== GIVEN RECORDS ==
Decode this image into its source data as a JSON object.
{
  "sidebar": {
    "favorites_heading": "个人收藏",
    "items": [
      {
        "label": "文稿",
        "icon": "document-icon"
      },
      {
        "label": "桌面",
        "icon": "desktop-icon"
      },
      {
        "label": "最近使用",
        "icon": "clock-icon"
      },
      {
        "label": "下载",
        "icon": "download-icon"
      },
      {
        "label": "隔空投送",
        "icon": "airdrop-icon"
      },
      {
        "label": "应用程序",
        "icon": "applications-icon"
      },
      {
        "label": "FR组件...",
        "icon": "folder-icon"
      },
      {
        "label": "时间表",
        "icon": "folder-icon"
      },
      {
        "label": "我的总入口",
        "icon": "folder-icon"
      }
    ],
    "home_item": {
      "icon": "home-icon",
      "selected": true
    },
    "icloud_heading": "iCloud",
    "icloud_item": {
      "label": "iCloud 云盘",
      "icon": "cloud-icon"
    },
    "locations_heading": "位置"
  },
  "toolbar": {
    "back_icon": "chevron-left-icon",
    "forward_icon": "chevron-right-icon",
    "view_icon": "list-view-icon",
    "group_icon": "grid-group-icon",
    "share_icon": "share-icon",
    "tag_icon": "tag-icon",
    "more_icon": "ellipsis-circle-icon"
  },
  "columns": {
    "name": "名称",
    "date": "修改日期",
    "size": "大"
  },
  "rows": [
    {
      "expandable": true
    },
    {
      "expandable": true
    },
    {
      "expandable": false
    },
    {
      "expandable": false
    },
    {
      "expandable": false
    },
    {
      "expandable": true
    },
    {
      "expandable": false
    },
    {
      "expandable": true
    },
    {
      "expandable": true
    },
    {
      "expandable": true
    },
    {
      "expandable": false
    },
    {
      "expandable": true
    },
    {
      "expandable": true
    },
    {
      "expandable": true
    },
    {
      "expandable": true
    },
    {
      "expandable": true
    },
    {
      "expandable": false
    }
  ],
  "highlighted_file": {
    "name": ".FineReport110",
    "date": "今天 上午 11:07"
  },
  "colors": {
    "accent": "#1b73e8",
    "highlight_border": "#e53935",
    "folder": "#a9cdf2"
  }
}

== TASK TO COMPLETE ==
Filter the records for lines holding the string "chevron". Copy each one.

== FULL OUTPUT ==
    "back_icon": "chevron-left-icon",
    "forward_icon": "chevron-right-icon",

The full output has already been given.